** RECORDS TO USE **
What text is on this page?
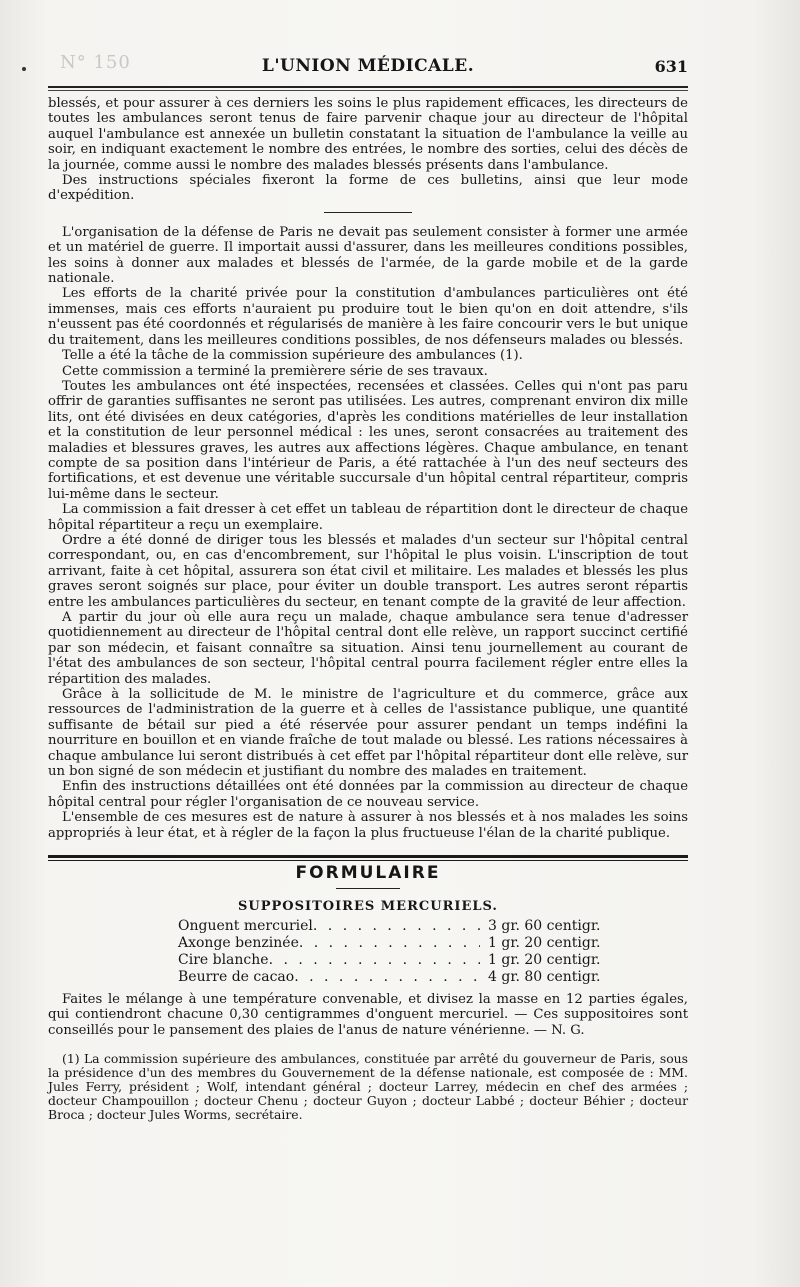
N° 150	L'UNION MÉDICALE.	631

blessés, et pour assurer à ces derniers les soins le plus rapidement efficaces, les directeurs de toutes les ambulances seront tenus de faire parvenir chaque jour au directeur de l'hôpital auquel l'ambulance est annexée un bulletin constatant la situation de l'ambulance la veille au soir, en indiquant exactement le nombre des entrées, le nombre des sorties, celui des décès de la journée, comme aussi le nombre des malades blessés présents dans l'ambulance.

Des instructions spéciales fixeront la forme de ces bulletins, ainsi que leur mode d'expédition.

L'organisation de la défense de Paris ne devait pas seulement consister à former une armée et un matériel de guerre. Il importait aussi d'assurer, dans les meilleures conditions possibles, les soins à donner aux malades et blessés de l'armée, de la garde mobile et de la garde nationale.

Les efforts de la charité privée pour la constitution d'ambulances particulières ont été immenses, mais ces efforts n'auraient pu produire tout le bien qu'on en doit attendre, s'ils n'eussent pas été coordonnés et régularisés de manière à les faire concourir vers le but unique du traitement, dans les meilleures conditions possibles, de nos défenseurs malades ou blessés.

Telle a été la tâche de la commission supérieure des ambulances (1).

Cette commission a terminé la premièrere série de ses travaux.

Toutes les ambulances ont été inspectées, recensées et classées. Celles qui n'ont pas paru offrir de garanties suffisantes ne seront pas utilisées. Les autres, comprenant environ dix mille lits, ont été divisées en deux catégories, d'après les conditions matérielles de leur installation et la constitution de leur personnel médical : les unes, seront consacrées au traitement des maladies et blessures graves, les autres aux affections légères. Chaque ambulance, en tenant compte de sa position dans l'intérieur de Paris, a été rattachée à l'un des neuf secteurs des fortifications, et est devenue une véritable succursale d'un hôpital central répartiteur, compris lui-même dans le secteur.

La commission a fait dresser à cet effet un tableau de répartition dont le directeur de chaque hôpital répartiteur a reçu un exemplaire.

Ordre a été donné de diriger tous les blessés et malades d'un secteur sur l'hôpital central correspondant, ou, en cas d'encombrement, sur l'hôpital le plus voisin. L'inscription de tout arrivant, faite à cet hôpital, assurera son état civil et militaire. Les malades et blessés les plus graves seront soignés sur place, pour éviter un double transport. Les autres seront répartis entre les ambulances particulières du secteur, en tenant compte de la gravité de leur affection.

A partir du jour où elle aura reçu un malade, chaque ambulance sera tenue d'adresser quotidiennement au directeur de l'hôpital central dont elle relève, un rapport succinct certifié par son médecin, et faisant connaître sa situation. Ainsi tenu journellement au courant de l'état des ambulances de son secteur, l'hôpital central pourra facilement régler entre elles la répartition des malades.

Grâce à la sollicitude de M. le ministre de l'agriculture et du commerce, grâce aux ressources de l'administration de la guerre et à celles de l'assistance publique, une quantité suffisante de bétail sur pied a été réservée pour assurer pendant un temps indéfini la nourriture en bouillon et en viande fraîche de tout malade ou blessé. Les rations nécessaires à chaque ambulance lui seront distribués à cet effet par l'hôpital répartiteur dont elle relève, sur un bon signé de son médecin et justifiant du nombre des malades en traitement.

Enfin des instructions détaillées ont été données par la commission au directeur de chaque hôpital central pour régler l'organisation de ce nouveau service.

L'ensemble de ces mesures est de nature à assurer à nos blessés et à nos malades les soins appropriés à leur état, et à régler de la façon la plus fructueuse l'élan de la charité publique.

FORMULAIRE
SUPPOSITOIRES MERCURIELS.
Onguent mercuriel . . .	3 gr. 60 centigr.
Axonge benzinée . . .	1 gr. 20 centigr.
Cire blanche . . .	1 gr. 20 centigr.
Beurre de cacao . . .	4 gr. 80 centigr.

Faites le mélange à une température convenable, et divisez la masse en 12 parties égales, qui contiendront chacune 0,30 centigrammes d'onguent mercuriel. — Ces suppositoires sont conseillés pour le pansement des plaies de l'anus de nature vénérienne. — N. G.

(1) La commission supérieure des ambulances, constituée par arrêté du gouverneur de Paris, sous la présidence d'un des membres du Gouvernement de la défense nationale, est composée de : MM. Jules Ferry, président ; Wolf, intendant général ; docteur Larrey, médecin en chef des armées ; docteur Champouillon ; docteur Chenu ; docteur Guyon ; docteur Labbé ; docteur Béhier ; docteur Broca ; docteur Jules Worms, secrétaire.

** WORK TO COMPLETE **
Each record should be quoted exactly, with the images omitted.

** CORRECT RESPONSE **
What text is on this page?
N° 150	L'UNION MÉDICALE.	631

blessés, et pour assurer à ces derniers les soins le plus rapidement efficaces, les directeurs de toutes les ambulances seront tenus de faire parvenir chaque jour au directeur de l'hôpital auquel l'ambulance est annexée un bulletin constatant la situation de l'ambulance la veille au soir, en indiquant exactement le nombre des entrées, le nombre des sorties, celui des décès de la journée, comme aussi le nombre des malades blessés présents dans l'ambulance.

Des instructions spéciales fixeront la forme de ces bulletins, ainsi que leur mode d'expédition.

L'organisation de la défense de Paris ne devait pas seulement consister à former une armée et un matériel de guerre. Il importait aussi d'assurer, dans les meilleures conditions possibles, les soins à donner aux malades et blessés de l'armée, de la garde mobile et de la garde nationale.

Les efforts de la charité privée pour la constitution d'ambulances particulières ont été immenses, mais ces efforts n'auraient pu produire tout le bien qu'on en doit attendre, s'ils n'eussent pas été coordonnés et régularisés de manière à les faire concourir vers le but unique du traitement, dans les meilleures conditions possibles, de nos défenseurs malades ou blessés.

Telle a été la tâche de la commission supérieure des ambulances (1).

Cette commission a terminé la premièrere série de ses travaux.

Toutes les ambulances ont été inspectées, recensées et classées. Celles qui n'ont pas paru offrir de garanties suffisantes ne seront pas utilisées. Les autres, comprenant environ dix mille lits, ont été divisées en deux catégories, d'après les conditions matérielles de leur installation et la constitution de leur personnel médical : les unes, seront consacrées au traitement des maladies et blessures graves, les autres aux affections légères. Chaque ambulance, en tenant compte de sa position dans l'intérieur de Paris, a été rattachée à l'un des neuf secteurs des fortifications, et est devenue une véritable succursale d'un hôpital central répartiteur, compris lui-même dans le secteur.

La commission a fait dresser à cet effet un tableau de répartition dont le directeur de chaque hôpital répartiteur a reçu un exemplaire.

Ordre a été donné de diriger tous les blessés et malades d'un secteur sur l'hôpital central correspondant, ou, en cas d'encombrement, sur l'hôpital le plus voisin. L'inscription de tout arrivant, faite à cet hôpital, assurera son état civil et militaire. Les malades et blessés les plus graves seront soignés sur place, pour éviter un double transport. Les autres seront répartis entre les ambulances particulières du secteur, en tenant compte de la gravité de leur affection.

A partir du jour où elle aura reçu un malade, chaque ambulance sera tenue d'adresser quotidiennement au directeur de l'hôpital central dont elle relève, un rapport succinct certifié par son médecin, et faisant connaître sa situation. Ainsi tenu journellement au courant de l'état des ambulances de son secteur, l'hôpital central pourra facilement régler entre elles la répartition des malades.

Grâce à la sollicitude de M. le ministre de l'agriculture et du commerce, grâce aux ressources de l'administration de la guerre et à celles de l'assistance publique, une quantité suffisante de bétail sur pied a été réservée pour assurer pendant un temps indéfini la nourriture en bouillon et en viande fraîche de tout malade ou blessé. Les rations nécessaires à chaque ambulance lui seront distribués à cet effet par l'hôpital répartiteur dont elle relève, sur un bon signé de son médecin et justifiant du nombre des malades en traitement.

Enfin des instructions détaillées ont été données par la commission au directeur de chaque hôpital central pour régler l'organisation de ce nouveau service.

L'ensemble de ces mesures est de nature à assurer à nos blessés et à nos malades les soins appropriés à leur état, et à régler de la façon la plus fructueuse l'élan de la charité publique.

FORMULAIRE
SUPPOSITOIRES MERCURIELS.
Onguent mercuriel . . .	3 gr. 60 centigr.
Axonge benzinée . . .	1 gr. 20 centigr.
Cire blanche . . .	1 gr. 20 centigr.
Beurre de cacao . . .	4 gr. 80 centigr.

Faites le mélange à une température convenable, et divisez la masse en 12 parties égales, qui contiendront chacune 0,30 centigrammes d'onguent mercuriel. — Ces suppositoires sont conseillés pour le pansement des plaies de l'anus de nature vénérienne. — N. G.

(1) La commission supérieure des ambulances, constituée par arrêté du gouverneur de Paris, sous la présidence d'un des membres du Gouvernement de la défense nationale, est composée de : MM. Jules Ferry, président ; Wolf, intendant général ; docteur Larrey, médecin en chef des armées ; docteur Champouillon ; docteur Chenu ; docteur Guyon ; docteur Labbé ; docteur Béhier ; docteur Broca ; docteur Jules Worms, secrétaire.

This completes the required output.